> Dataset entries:
--------------------

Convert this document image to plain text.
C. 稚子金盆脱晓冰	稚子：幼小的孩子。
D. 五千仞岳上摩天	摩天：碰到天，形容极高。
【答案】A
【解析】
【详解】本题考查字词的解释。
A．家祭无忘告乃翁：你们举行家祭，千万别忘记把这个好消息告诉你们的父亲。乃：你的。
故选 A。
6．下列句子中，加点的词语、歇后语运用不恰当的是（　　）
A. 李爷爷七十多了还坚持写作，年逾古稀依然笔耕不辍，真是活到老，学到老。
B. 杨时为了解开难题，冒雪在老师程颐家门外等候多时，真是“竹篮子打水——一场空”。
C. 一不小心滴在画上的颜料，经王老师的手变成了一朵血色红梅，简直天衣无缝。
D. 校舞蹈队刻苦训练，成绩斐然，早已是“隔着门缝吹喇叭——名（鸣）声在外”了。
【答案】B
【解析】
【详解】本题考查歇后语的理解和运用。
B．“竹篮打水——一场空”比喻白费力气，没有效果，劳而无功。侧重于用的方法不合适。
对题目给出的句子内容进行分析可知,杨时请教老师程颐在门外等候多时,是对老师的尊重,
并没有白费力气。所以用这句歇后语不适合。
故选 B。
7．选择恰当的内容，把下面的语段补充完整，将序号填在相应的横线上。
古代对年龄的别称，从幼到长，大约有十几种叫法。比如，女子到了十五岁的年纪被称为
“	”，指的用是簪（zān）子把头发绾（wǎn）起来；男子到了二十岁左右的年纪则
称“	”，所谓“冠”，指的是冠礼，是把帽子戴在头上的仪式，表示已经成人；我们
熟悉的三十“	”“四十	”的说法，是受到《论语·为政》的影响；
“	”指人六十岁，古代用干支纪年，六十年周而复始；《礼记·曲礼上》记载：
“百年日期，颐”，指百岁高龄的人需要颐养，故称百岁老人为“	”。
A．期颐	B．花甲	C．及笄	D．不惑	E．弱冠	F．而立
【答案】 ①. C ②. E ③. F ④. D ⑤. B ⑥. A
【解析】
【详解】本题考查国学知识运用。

--------------------

Reproduce each record exactly as it appears.

Convert this document image to plain text.
C. 稚子金盆脱晓冰	稚子：幼小的孩子。
D. 五千仞岳上摩天	摩天：碰到天，形容极高。
【答案】A
【解析】
【详解】本题考查字词的解释。
A．家祭无忘告乃翁：你们举行家祭，千万别忘记把这个好消息告诉你们的父亲。乃：你的。
故选 A。
6．下列句子中，加点的词语、歇后语运用不恰当的是（　　）
A. 李爷爷七十多了还坚持写作，年逾古稀依然笔耕不辍，真是活到老，学到老。
B. 杨时为了解开难题，冒雪在老师程颐家门外等候多时，真是“竹篮子打水——一场空”。
C. 一不小心滴在画上的颜料，经王老师的手变成了一朵血色红梅，简直天衣无缝。
D. 校舞蹈队刻苦训练，成绩斐然，早已是“隔着门缝吹喇叭——名（鸣）声在外”了。
【答案】B
【解析】
【详解】本题考查歇后语的理解和运用。
B．“竹篮打水——一场空”比喻白费力气，没有效果，劳而无功。侧重于用的方法不合适。
对题目给出的句子内容进行分析可知,杨时请教老师程颐在门外等候多时,是对老师的尊重,
并没有白费力气。所以用这句歇后语不适合。
故选 B。
7．选择恰当的内容，把下面的语段补充完整，将序号填在相应的横线上。
古代对年龄的别称，从幼到长，大约有十几种叫法。比如，女子到了十五岁的年纪被称为
“	”，指的用是簪（zān）子把头发绾（wǎn）起来；男子到了二十岁左右的年纪则
称“	”，所谓“冠”，指的是冠礼，是把帽子戴在头上的仪式，表示已经成人；我们
熟悉的三十“	”“四十	”的说法，是受到《论语·为政》的影响；
“	”指人六十岁，古代用干支纪年，六十年周而复始；《礼记·曲礼上》记载：
“百年日期，颐”，指百岁高龄的人需要颐养，故称百岁老人为“	”。
A．期颐	B．花甲	C．及笄	D．不惑	E．弱冠	F．而立
【答案】 ①. C ②. E ③. F ④. D ⑤. B ⑥. A
【解析】
【详解】本题考查国学知识运用。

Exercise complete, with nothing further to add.